_Given problem a_
Gather every line of the rows below that contains the string "ordine", matching case exactly.

#### Text block ####

Bard of Malabar: The chronicler of our times
Radhakrishnan's literary oeuvre stands the test of time
A quarter century of Kerala’s social and cultural history spilled over into his pages. His quill marked one of the most trenchant of instruments that recorded the heart throbs of Malabar’s experience of modernity and fired the imaginations of Malayalies for many many decades. Novelist, science writer, journalist, social and cultural critic, film maker, C. Radhakrishnan is probably a worthy recipient of this year's Ezhuthachan Award instituted in memory of the progenitor of Malayalam language and literature. As one of the writers of the twentieth century, who with marked responsibility charted the passage of Malayalam language and literature into the twenty-first century, his literary oeuvre has shown a certain resilience that helps it stand the test of time.
His language is earthy, its music is colloquial and fresh, his prose is robust and organic, resonating with the myriad fragrances of this land, its vibrant cultural history. He records with precision and economy the trials and travails of some of the most crucial decades of social transformation in Kerala history. His novels like Ellam Maykkunna Kadal and Puzha Muthal Puzha Vare tell the tale of a land that slowly shifts pace into another era of new kinship ties, modern registers of individual and familial patterns, and new forms of labour and capital. The fading away of a matrilineal society, the agony and ecstasy of yielding to new ways of living, the angst of the self caught in acute social upheavals, are all gently captured by this writer, without once losing their irresistible paradoxes, the irony and pathos of the infinite tragedies and comedies that weave the magic of life. His novels are preludes to the angst of a lost generation, narrated in a clear and intense voice, resonating with an intimate tangibility that is at once poignant and evocative.

####

_Given problem b_
Answer these questions using the article on C. Radhakrishnan above:
(i) What award is Radhakrishnan called a worthy recipient of?
(ii) How much of Kerala's social and cultural history spilled over into his pages?
(iii) Which two of his novels does the article name?

#### Exercise input ####

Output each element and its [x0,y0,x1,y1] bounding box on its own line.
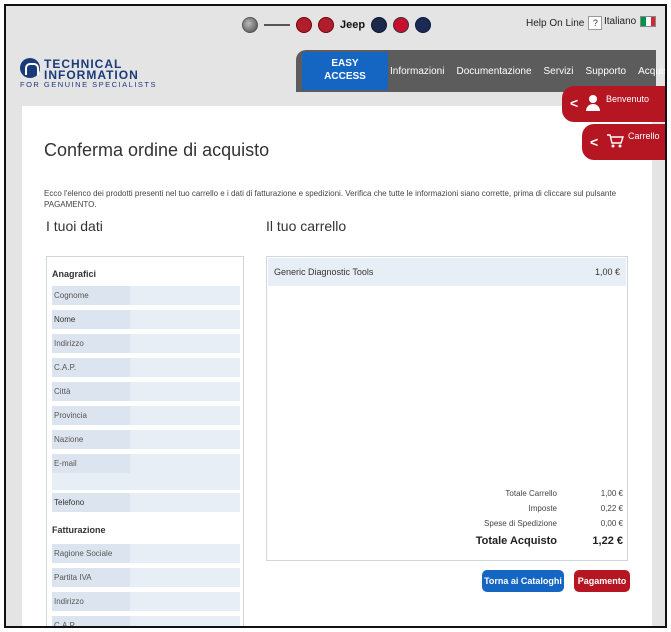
dati-heading: I tuoi dati [46,218,103,234]
field-label: Telefono [52,493,130,512]
fiat-professional-logo-icon[interactable] [318,17,334,33]
fatturazione-title: Fatturazione [52,525,106,535]
cart-panel: Generic Diagnostic Tools 1,00 € Totale C… [266,256,628,561]
chevron-left-icon: < [570,95,579,111]
lancia-logo-icon[interactable] [264,24,290,26]
torna-ai-cataloghi-button[interactable]: Torna ai Cataloghi [482,570,564,592]
user-icon [586,95,600,111]
user-data-panel: Anagrafici Cognome Nome Indirizzo C.A.P.… [46,256,244,626]
spedizione-label: Spese di Spedizione [484,519,557,528]
nav-item-documentazione[interactable]: Documentazione [456,66,531,77]
cart-item-name: Generic Diagnostic Tools [274,267,374,277]
field-cap-fatt: C.A.P. [52,616,240,626]
mopar-logo-icon[interactable] [415,17,432,33]
field-label: Indirizzo [52,334,130,353]
totale-carrello-label: Totale Carrello [505,489,557,498]
carrello-tab[interactable]: < Carrello [582,124,665,160]
field-label: Nazione [52,430,130,449]
italy-flag-icon [640,16,657,27]
nav-item-informazioni[interactable]: Informazioni [390,66,444,77]
anagrafici-title: Anagrafici [52,269,97,279]
easy-access-line-1: EASY [331,58,359,69]
totale-acquisto-value: 1,22 € [592,535,623,547]
totale-acquisto-label: Totale Acquisto [475,535,557,547]
field-telefono: Telefono [52,493,240,512]
technical-information-logo[interactable]: TECHNICAL INFORMATION FOR GENUINE SPECIA… [20,57,180,92]
totale-carrello-value: 1,00 € [600,489,623,498]
imposte-value: 0,22 € [600,504,623,513]
jeep-logo-icon[interactable]: Jeep [340,19,365,31]
imposte-label: Imposte [528,504,557,513]
intro-text: Ecco l'elenco dei prodotti presenti nel … [44,189,617,209]
field-partita-iva: Partita IVA [52,568,240,587]
fiat-logo-icon[interactable] [296,17,312,33]
field-email: E-mail [52,454,240,490]
shopping-cart-icon [607,134,624,148]
field-label: Cognome [52,286,130,305]
field-citta: Città [52,382,240,401]
page-title: Conferma ordine di acquisto [44,140,270,160]
field-provincia: Provincia [52,406,240,425]
alfa-romeo-logo-icon[interactable] [242,17,258,33]
nav-item-servizi[interactable]: Servizi [544,66,574,77]
field-label: Indirizzo [52,592,130,611]
field-label: C.A.P. [52,616,130,626]
field-label: Città [52,382,130,401]
easy-access-line-2: ACCESS [324,71,366,82]
chrysler-logo-icon[interactable] [371,17,388,33]
language-label: Italiano [604,16,637,27]
main-content: Conferma ordine di acquisto Ecco l'elenc… [22,106,652,626]
field-label: Partita IVA [52,568,130,587]
nav-item-supporto[interactable]: Supporto [586,66,627,77]
language-selector[interactable]: Italiano [604,16,657,27]
field-indirizzo-fatt: Indirizzo [52,592,240,611]
field-label: Nome [52,310,130,329]
browser-frame: Jeep Help On Line ? Italiano TECHNICAL I… [4,4,667,628]
pagamento-button[interactable]: Pagamento [574,570,630,592]
benvenuto-tab[interactable]: < Benvenuto [562,86,665,122]
help-online[interactable]: Help On Line ? [526,16,603,30]
benvenuto-label: Benvenuto [606,94,650,104]
field-label: E-mail [52,454,130,473]
help-icon[interactable]: ? [588,16,603,30]
carrello-label: Carrello [628,131,660,141]
chevron-left-icon: < [590,134,599,150]
logo-tagline: FOR GENUINE SPECIALISTS [20,80,158,89]
field-nome: Nome [52,310,240,329]
field-cognome: Cognome [52,286,240,305]
abarth-logo-icon[interactable] [393,17,410,33]
field-label: C.A.P. [52,358,130,377]
carrello-heading: Il tuo carrello [266,218,347,234]
cart-item[interactable]: Generic Diagnostic Tools 1,00 € [268,258,626,286]
field-cap: C.A.P. [52,358,240,377]
nav-item-acquista[interactable]: Acquista [638,66,665,77]
field-nazione: Nazione [52,430,240,449]
brand-bar: Jeep [242,14,432,36]
easy-access-button[interactable]: EASY ACCESS [302,52,388,90]
field-label: Provincia [52,406,130,425]
field-ragione-sociale: Ragione Sociale [52,544,240,563]
cart-item-price: 1,00 € [594,267,620,277]
spedizione-value: 0,00 € [600,519,623,528]
help-online-label: Help On Line [526,17,585,29]
mopar-logo-icon [20,58,40,78]
field-indirizzo: Indirizzo [52,334,240,353]
field-label: Ragione Sociale [52,544,130,563]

####

_Complete output a_
page-title: Conferma ordine di acquisto [44,140,270,160]
main-content: Conferma ordine di acquisto Ecco l'elenc… [22,106,652,626]

_Complete output b_
(i) The Ezhuthachan Award
(ii) A quarter century
(iii) Ellam Maykkunna Kadal and Puzha Muthal Puzha Vare